Tally every line featuring "Memory", then give that tally alone.

Records contained in a dataset.
# # #

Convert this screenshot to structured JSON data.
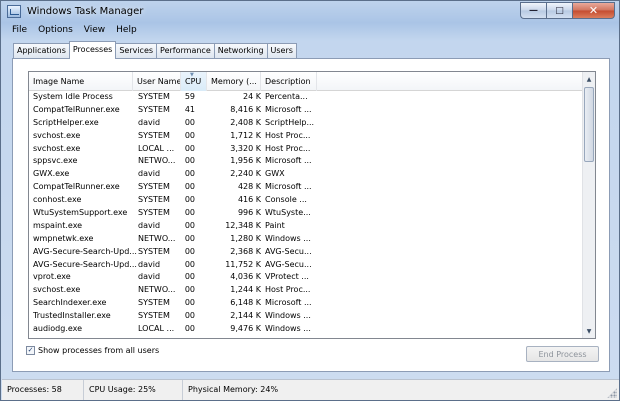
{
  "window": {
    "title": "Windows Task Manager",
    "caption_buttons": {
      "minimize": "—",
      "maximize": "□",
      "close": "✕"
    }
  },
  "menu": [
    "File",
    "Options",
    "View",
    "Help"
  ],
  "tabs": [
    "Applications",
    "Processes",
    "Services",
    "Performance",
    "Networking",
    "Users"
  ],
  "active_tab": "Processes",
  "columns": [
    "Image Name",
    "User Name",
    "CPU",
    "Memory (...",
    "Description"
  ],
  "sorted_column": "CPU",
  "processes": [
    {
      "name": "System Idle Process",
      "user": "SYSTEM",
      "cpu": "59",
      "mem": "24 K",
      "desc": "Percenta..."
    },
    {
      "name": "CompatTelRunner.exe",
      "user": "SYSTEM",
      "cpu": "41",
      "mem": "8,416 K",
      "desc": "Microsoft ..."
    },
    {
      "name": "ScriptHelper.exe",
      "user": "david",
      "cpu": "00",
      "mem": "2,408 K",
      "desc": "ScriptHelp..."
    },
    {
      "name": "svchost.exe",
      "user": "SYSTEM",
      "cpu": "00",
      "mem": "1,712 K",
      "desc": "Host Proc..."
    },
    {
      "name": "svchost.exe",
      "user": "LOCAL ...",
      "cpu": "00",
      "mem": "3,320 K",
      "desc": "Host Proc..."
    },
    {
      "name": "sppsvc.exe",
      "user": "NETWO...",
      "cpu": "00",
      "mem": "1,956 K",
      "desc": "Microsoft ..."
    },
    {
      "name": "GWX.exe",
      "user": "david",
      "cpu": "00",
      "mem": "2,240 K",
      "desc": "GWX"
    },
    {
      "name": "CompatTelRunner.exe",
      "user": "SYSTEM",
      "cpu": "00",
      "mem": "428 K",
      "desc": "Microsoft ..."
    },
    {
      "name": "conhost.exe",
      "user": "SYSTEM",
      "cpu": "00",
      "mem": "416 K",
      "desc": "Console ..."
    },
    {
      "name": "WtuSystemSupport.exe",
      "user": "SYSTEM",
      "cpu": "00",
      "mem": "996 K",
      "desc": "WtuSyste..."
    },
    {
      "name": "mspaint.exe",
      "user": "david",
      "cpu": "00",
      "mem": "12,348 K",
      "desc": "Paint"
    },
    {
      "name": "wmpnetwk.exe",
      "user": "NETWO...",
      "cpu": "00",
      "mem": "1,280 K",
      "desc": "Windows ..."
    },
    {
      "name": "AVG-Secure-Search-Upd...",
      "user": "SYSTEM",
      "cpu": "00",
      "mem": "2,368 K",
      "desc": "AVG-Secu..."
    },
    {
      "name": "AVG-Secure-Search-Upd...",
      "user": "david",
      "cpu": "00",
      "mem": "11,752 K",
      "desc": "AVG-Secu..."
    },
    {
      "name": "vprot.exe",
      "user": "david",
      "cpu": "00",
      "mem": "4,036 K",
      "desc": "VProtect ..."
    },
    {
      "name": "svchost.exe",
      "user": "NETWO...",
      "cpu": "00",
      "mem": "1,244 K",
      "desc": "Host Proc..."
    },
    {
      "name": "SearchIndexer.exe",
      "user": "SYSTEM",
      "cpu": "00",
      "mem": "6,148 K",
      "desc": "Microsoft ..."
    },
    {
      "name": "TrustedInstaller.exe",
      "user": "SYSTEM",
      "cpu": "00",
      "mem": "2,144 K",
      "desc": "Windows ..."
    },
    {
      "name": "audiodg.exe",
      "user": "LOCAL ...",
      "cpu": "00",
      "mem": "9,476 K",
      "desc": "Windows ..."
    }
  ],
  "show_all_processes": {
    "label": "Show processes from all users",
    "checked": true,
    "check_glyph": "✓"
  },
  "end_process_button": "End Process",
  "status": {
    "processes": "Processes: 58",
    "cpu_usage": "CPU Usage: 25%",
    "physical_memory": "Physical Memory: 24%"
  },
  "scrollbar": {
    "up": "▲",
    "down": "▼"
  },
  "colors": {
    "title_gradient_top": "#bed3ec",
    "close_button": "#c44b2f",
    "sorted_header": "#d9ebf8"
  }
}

# # #

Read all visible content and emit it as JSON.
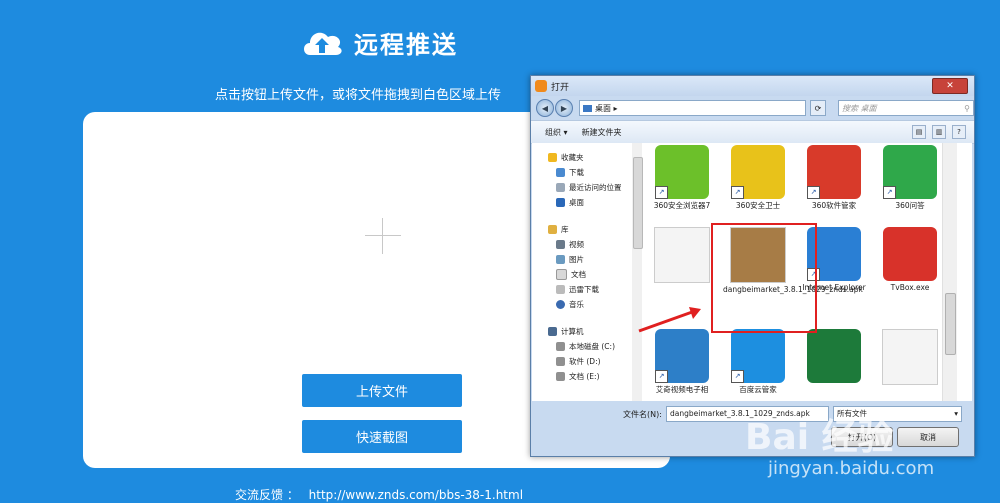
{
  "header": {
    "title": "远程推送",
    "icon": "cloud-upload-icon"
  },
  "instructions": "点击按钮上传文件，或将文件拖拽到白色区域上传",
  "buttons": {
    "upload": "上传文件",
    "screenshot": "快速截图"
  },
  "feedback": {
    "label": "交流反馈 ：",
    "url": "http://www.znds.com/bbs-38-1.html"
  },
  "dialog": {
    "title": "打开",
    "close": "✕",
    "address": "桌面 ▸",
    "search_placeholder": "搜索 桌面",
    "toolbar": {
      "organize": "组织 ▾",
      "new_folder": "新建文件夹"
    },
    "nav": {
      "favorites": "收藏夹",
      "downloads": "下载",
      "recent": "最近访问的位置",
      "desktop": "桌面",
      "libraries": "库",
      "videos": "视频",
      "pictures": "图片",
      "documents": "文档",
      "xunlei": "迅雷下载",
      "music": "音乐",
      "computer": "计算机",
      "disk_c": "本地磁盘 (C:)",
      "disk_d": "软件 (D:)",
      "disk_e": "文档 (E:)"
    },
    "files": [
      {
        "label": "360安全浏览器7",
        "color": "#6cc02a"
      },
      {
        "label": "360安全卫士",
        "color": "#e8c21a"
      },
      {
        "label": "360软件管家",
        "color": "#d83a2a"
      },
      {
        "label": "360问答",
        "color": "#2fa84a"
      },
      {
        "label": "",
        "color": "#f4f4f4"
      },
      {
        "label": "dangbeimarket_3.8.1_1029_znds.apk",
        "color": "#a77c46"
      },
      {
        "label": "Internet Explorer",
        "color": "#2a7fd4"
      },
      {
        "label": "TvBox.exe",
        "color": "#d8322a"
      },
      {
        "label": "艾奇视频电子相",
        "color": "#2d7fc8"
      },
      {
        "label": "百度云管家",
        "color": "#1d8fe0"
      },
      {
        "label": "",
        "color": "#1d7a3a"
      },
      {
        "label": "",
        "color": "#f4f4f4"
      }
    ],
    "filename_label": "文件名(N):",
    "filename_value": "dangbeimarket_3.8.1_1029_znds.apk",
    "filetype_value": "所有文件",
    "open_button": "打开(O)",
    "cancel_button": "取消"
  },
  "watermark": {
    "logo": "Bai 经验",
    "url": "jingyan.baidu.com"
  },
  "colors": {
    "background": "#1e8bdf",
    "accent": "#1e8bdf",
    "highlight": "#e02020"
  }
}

# # #

Response. 2